**What is asked:**
Check the listing below line by line and report how many lines hold "grid", with no other words.

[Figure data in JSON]
.....

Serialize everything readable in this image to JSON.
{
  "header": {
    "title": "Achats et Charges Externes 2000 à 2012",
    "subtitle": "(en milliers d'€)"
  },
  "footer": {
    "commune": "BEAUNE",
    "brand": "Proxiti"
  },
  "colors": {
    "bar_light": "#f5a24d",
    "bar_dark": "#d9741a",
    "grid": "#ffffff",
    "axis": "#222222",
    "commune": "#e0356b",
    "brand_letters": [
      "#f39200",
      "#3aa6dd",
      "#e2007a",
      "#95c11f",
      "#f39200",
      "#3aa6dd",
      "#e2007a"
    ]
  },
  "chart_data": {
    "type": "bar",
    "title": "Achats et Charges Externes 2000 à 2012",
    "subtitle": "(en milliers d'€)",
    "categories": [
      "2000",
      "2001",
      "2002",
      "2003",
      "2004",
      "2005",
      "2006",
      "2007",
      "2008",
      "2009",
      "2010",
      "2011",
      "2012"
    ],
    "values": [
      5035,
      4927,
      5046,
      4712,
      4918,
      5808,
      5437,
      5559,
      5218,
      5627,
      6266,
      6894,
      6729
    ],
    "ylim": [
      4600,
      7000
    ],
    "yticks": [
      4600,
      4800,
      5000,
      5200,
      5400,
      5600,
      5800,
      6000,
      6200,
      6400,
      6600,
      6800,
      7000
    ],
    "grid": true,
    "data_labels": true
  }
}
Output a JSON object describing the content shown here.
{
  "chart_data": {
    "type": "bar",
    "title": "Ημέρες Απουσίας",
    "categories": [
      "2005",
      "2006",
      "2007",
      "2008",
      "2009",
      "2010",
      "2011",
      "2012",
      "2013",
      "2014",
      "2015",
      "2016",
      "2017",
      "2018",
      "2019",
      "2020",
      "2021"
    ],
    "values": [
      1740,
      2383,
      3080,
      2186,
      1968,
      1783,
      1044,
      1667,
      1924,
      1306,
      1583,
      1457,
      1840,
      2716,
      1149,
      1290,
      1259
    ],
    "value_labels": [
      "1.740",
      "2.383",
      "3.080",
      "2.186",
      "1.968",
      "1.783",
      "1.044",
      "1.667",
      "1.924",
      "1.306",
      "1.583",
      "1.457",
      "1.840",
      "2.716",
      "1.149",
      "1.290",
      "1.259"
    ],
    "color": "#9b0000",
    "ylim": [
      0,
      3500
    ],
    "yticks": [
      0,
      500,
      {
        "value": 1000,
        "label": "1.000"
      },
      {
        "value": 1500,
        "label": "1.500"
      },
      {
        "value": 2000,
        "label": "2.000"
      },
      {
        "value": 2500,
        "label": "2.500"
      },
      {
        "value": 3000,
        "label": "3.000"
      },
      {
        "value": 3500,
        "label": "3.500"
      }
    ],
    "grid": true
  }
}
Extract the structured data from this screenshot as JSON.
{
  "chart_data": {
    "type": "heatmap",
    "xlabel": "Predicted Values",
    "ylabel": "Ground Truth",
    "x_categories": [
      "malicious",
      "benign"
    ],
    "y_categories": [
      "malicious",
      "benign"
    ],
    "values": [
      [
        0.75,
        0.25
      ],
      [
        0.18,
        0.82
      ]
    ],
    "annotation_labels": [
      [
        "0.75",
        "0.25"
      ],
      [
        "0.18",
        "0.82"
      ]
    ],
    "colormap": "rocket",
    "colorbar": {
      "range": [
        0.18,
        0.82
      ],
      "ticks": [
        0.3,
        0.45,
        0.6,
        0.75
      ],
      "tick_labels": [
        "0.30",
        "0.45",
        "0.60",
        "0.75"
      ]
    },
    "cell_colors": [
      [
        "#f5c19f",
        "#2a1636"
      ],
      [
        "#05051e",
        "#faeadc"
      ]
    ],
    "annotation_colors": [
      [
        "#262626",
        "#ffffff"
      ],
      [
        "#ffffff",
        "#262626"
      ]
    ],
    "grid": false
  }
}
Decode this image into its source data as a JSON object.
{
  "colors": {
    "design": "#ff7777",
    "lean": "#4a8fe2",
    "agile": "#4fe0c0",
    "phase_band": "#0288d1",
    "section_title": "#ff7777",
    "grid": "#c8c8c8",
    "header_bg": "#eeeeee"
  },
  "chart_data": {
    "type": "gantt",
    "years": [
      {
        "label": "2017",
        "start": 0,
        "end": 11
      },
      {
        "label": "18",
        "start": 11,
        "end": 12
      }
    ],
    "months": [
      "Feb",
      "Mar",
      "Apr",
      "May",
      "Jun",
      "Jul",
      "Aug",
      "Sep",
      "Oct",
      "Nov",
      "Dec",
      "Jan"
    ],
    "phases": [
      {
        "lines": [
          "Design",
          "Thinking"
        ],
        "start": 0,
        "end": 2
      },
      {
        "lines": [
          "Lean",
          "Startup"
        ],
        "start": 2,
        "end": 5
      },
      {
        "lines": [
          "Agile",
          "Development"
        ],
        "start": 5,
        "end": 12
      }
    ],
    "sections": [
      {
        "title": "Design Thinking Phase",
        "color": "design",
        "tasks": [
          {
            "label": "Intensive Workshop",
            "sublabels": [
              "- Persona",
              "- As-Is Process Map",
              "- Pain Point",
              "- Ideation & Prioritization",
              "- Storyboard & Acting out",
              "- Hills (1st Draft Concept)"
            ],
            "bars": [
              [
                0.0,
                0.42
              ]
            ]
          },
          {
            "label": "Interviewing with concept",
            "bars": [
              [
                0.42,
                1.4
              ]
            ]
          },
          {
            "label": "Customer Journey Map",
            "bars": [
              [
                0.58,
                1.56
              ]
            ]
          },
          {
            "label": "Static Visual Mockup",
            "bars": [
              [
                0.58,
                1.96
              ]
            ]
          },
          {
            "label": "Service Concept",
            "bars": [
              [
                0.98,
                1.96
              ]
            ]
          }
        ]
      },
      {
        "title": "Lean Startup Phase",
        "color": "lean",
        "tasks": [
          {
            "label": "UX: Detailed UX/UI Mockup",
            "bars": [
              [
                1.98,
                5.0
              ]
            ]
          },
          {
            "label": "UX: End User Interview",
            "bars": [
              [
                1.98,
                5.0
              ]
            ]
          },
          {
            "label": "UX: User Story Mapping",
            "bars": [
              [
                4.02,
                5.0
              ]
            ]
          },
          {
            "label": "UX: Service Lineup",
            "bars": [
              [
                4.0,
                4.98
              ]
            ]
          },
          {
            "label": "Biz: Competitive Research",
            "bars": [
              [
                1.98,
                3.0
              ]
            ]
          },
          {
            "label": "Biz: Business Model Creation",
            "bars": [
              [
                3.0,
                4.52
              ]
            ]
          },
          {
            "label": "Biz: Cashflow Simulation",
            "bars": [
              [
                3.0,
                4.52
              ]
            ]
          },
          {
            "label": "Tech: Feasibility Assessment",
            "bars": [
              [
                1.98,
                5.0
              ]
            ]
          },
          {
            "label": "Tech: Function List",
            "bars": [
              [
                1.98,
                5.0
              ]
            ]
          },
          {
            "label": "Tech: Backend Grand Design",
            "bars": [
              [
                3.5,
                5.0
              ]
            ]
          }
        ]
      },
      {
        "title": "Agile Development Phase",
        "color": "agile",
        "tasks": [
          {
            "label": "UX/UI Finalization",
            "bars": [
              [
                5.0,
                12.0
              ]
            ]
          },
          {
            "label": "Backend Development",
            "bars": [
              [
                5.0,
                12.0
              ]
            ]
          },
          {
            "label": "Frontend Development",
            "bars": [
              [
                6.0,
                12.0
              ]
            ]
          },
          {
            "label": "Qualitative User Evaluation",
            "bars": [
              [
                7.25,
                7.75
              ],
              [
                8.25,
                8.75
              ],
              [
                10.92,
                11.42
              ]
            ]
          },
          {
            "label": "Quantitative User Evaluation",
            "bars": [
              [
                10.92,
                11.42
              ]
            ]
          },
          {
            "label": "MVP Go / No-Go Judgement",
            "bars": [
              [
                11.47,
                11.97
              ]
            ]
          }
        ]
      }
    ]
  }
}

.....

**Task answer:**
5